## Work to complete:
Gather up all lines that carry the word "color".

## The data:
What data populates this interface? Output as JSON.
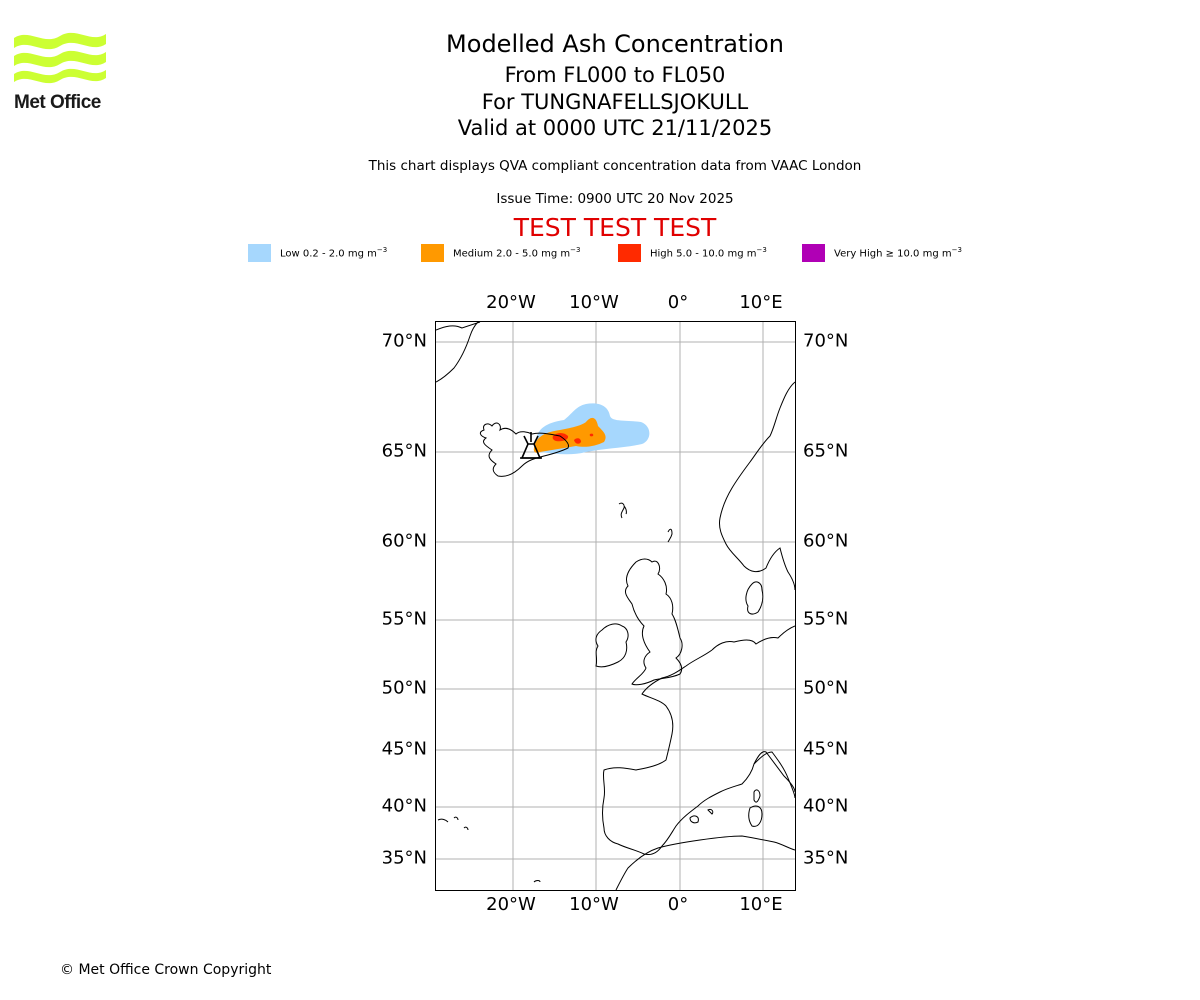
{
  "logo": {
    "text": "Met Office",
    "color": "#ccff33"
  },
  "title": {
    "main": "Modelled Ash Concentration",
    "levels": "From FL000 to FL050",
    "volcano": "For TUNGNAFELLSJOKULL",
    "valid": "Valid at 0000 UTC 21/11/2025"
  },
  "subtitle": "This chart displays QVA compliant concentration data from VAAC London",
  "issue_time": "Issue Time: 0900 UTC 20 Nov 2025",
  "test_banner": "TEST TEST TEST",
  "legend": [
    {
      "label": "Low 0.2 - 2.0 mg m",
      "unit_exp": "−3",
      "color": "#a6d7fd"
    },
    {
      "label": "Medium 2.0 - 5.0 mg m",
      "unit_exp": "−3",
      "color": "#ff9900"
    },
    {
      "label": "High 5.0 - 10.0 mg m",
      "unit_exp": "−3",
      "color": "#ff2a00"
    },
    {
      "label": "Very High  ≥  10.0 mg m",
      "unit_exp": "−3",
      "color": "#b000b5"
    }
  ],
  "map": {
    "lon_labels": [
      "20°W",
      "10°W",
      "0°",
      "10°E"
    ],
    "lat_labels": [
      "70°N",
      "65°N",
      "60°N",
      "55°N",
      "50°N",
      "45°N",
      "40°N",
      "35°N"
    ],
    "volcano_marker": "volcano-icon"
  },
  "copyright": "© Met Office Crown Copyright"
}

## Complete answer:
    "color": "#ccff33"
      "color": "#a6d7fd"
      "color": "#ff9900"
      "color": "#ff2a00"
      "color": "#b000b5"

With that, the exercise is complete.